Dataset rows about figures
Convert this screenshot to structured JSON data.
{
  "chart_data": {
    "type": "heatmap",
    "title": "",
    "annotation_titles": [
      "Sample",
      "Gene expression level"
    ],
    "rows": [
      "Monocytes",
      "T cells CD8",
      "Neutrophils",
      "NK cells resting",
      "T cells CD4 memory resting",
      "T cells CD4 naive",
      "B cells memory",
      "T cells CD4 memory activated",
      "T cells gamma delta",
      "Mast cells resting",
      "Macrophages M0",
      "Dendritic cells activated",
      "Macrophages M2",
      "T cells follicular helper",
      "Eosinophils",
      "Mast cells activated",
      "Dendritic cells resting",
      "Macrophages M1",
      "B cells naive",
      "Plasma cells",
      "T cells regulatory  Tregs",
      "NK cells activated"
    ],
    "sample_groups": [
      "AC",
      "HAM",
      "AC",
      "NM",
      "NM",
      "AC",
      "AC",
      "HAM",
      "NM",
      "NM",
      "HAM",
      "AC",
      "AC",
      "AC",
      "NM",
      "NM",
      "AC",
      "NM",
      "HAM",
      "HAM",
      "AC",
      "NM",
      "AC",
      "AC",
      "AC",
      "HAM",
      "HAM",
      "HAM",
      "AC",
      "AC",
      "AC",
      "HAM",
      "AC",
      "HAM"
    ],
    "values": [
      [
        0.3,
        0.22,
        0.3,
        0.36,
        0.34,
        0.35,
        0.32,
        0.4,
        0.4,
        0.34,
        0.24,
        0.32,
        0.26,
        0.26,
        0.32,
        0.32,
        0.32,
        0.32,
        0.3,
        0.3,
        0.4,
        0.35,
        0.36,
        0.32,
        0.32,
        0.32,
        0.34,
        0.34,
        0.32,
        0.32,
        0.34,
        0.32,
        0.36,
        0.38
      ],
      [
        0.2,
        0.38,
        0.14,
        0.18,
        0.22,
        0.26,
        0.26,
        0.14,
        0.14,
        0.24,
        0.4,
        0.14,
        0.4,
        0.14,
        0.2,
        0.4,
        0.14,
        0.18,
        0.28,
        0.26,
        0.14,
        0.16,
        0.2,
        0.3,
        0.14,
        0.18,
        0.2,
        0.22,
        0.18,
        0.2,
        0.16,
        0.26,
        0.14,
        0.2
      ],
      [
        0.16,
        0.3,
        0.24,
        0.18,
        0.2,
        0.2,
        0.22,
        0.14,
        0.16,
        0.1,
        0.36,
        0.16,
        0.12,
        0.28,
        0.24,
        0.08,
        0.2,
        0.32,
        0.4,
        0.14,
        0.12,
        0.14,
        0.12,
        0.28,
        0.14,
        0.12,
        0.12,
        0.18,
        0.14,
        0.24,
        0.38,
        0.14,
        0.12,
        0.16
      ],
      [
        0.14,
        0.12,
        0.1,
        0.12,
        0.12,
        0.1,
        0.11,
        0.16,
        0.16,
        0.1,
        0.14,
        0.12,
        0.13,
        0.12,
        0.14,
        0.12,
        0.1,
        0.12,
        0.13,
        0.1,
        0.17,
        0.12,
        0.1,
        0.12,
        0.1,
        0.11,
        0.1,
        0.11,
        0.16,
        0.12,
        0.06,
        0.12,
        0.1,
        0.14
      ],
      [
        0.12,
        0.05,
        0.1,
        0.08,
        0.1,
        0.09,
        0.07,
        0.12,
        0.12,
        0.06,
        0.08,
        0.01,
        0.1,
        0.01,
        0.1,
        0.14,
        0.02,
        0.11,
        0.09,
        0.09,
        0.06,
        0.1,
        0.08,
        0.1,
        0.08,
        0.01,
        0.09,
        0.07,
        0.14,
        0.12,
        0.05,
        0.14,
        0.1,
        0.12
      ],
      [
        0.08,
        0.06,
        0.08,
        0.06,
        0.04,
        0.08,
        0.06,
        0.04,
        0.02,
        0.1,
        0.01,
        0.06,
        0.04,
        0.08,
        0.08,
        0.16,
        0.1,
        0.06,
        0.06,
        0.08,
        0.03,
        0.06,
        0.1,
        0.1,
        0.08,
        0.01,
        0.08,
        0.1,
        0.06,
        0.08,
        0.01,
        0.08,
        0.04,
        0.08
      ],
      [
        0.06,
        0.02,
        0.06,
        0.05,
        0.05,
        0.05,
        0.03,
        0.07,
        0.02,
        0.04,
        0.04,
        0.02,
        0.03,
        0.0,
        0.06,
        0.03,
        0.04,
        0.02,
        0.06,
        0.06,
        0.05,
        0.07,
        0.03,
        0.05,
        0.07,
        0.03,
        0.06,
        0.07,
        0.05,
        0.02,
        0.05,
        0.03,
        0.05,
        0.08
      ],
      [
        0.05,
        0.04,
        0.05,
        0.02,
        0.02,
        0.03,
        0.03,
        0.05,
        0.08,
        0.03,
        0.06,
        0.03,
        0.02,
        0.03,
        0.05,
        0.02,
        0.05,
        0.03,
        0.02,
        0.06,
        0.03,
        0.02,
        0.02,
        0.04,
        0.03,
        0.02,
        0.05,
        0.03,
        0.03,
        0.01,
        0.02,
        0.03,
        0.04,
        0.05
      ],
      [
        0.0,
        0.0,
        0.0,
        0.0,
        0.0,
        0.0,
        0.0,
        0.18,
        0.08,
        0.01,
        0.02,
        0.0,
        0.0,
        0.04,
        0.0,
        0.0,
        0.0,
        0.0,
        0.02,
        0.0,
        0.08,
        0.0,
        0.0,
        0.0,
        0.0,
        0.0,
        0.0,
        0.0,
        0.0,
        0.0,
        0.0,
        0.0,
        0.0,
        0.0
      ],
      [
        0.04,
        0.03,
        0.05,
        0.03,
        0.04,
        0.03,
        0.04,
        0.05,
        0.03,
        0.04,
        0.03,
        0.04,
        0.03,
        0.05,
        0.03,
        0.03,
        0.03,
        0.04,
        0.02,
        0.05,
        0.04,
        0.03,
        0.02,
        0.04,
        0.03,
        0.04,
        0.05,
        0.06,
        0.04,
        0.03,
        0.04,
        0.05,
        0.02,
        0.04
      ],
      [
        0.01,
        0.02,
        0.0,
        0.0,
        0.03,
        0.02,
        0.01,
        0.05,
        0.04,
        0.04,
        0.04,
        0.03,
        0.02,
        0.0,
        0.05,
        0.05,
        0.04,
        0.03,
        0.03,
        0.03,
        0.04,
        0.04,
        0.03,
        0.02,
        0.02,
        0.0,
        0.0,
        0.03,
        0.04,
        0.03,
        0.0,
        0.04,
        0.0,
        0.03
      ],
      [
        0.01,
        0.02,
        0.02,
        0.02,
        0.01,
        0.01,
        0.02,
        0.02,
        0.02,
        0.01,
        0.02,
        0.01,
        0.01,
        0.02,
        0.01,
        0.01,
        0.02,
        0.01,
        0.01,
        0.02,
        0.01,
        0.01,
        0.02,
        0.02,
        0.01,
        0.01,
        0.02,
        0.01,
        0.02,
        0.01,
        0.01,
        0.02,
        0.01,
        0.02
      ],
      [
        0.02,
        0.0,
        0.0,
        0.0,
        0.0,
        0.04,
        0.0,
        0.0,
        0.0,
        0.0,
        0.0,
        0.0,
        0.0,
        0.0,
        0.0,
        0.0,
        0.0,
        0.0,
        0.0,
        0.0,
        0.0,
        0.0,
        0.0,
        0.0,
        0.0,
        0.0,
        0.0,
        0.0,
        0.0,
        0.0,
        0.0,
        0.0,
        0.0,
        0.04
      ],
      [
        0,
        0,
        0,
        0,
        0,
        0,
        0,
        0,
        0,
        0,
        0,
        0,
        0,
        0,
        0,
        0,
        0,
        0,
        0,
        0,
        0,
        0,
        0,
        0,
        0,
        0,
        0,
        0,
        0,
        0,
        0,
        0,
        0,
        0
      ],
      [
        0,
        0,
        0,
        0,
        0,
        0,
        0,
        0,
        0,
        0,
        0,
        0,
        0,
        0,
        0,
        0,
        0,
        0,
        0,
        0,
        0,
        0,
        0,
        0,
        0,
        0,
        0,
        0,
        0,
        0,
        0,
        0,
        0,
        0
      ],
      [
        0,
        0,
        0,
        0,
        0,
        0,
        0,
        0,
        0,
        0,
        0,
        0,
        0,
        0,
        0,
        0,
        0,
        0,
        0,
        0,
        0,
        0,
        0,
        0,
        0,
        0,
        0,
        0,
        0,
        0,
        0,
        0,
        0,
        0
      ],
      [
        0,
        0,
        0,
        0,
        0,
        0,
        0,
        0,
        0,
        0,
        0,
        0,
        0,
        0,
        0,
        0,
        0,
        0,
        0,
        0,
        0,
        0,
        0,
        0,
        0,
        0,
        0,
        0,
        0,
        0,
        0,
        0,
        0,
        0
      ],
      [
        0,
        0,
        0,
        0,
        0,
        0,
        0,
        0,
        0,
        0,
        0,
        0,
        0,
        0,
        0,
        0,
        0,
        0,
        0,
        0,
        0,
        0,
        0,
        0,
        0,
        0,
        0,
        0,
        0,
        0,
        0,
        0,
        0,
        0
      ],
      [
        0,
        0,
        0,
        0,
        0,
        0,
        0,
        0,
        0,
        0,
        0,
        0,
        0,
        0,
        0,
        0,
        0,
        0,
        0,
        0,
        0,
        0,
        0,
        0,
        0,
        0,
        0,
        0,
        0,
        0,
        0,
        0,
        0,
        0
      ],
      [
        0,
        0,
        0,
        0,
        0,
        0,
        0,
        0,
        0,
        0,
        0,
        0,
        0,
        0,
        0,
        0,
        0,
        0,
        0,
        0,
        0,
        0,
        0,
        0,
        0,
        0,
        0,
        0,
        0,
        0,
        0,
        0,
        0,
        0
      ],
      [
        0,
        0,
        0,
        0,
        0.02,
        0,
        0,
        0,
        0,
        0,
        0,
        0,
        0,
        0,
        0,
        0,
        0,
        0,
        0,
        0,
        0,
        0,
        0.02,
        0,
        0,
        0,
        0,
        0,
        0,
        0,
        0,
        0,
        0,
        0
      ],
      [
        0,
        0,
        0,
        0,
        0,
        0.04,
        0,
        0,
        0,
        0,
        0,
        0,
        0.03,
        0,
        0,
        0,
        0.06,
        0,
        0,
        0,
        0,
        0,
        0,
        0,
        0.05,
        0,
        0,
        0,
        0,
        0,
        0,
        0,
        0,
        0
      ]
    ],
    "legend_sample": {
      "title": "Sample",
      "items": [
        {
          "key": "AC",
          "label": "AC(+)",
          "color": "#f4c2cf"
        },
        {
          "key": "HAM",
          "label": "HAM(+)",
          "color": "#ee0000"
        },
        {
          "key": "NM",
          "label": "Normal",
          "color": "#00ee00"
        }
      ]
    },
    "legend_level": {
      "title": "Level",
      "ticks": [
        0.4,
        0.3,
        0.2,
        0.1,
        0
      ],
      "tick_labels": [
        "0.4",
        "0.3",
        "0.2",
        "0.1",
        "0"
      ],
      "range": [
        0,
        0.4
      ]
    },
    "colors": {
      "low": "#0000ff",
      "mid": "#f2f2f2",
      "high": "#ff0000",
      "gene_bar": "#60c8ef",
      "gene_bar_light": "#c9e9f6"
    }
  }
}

**What to work on**
The records are given above. Copy each line in them that holds "Mast".

**Response to the task**
      "Mast cells resting",
      "Mast cells activated",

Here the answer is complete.